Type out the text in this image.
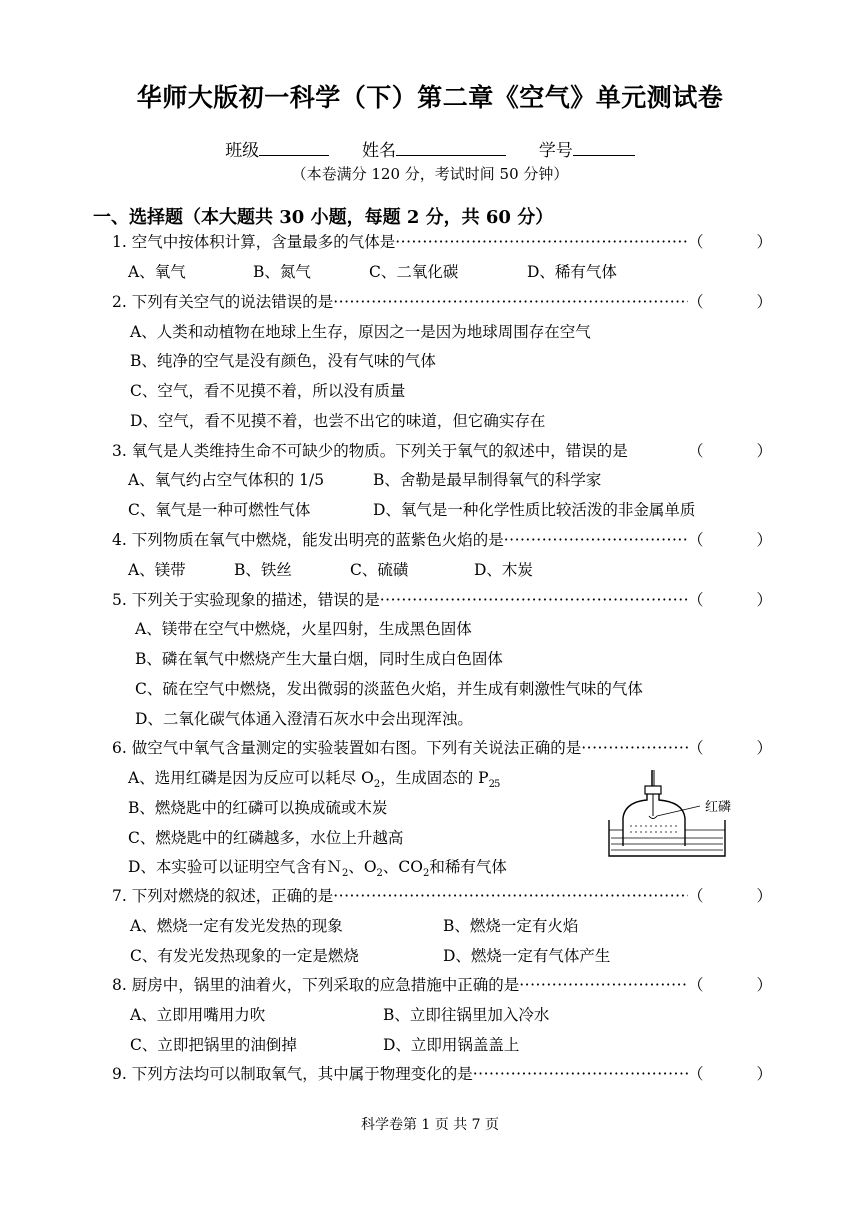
华师大版初一科学（下）第二章《空气》单元测试卷
班级	姓名	学号
（本卷满分 120 分，考试时间 50 分钟）
一、选择题（本大题共 30 小题，每题 2 分，共 60 分）
1. 空气中按体积计算，含量最多的气体是 ·····	（	）
A、氧气	B、氮气	C、二氧化碳	D、稀有气体
2. 下列有关空气的说法错误的是 ·····	（	）
A、人类和动植物在地球上生存，原因之一是因为地球周围存在空气
B、纯净的空气是没有颜色，没有气味的气体
C、空气，看不见摸不着，所以没有质量
D、空气，看不见摸不着，也尝不出它的味道，但它确实存在
3. 氧气是人类维持生命不可缺少的物质。下列关于氧气的叙述中，错误的是	（	）
A、氧气约占空气体积的 1/5	B、舍勒是最早制得氧气的科学家
C、氧气是一种可燃性气体	D、氧气是一种化学性质比较活泼的非金属单质
4. 下列物质在氧气中燃烧，能发出明亮的蓝紫色火焰的是 ·····	（	）
A、镁带	B、铁丝	C、硫磺	D、木炭
5. 下列关于实验现象的描述，错误的是 ·····	（	）
A、镁带在空气中燃烧，火星四射，生成黑色固体
B、磷在氧气中燃烧产生大量白烟，同时生成白色固体
C、硫在空气中燃烧，发出微弱的淡蓝色火焰，并生成有刺激性气味的气体
D、二氧化碳气体通入澄清石灰水中会出现浑浊。
6. 做空气中氧气含量测定的实验装置如右图。下列有关说法正确的是 ·····	（	）
A、选用红磷是因为反应可以耗尽 $O_2$，生成固态的 $P_{25}$
B、燃烧匙中的红磷可以换成硫或木炭
C、燃烧匙中的红磷越多，水位上升越高
D、本实验可以证明空气含有Ｎ$_2$、$O_2$、$CO_2$和稀有气体
红磷
7. 下列对燃烧的叙述，正确的是 ·····	（	）
A、燃烧一定有发光发热的现象	B、燃烧一定有火焰
C、有发光发热现象的一定是燃烧	D、燃烧一定有气体产生
8. 厨房中，锅里的油着火，下列采取的应急措施中正确的是 ·····	（	）
A、立即用嘴用力吹	B、立即往锅里加入冷水
C、立即把锅里的油倒掉	D、立即用锅盖盖上
9. 下列方法均可以制取氧气，其中属于物理变化的是 ·····	（	）
科学卷第 1 页 共 7 页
▬▬▬
Direction:
Where does the word "看不见摸不着" appear in the listing? List each line that holds it.

Finished task:
C、空气，看不见摸不着，所以没有质量
D、空气，看不见摸不着，也尝不出它的味道，但它确实存在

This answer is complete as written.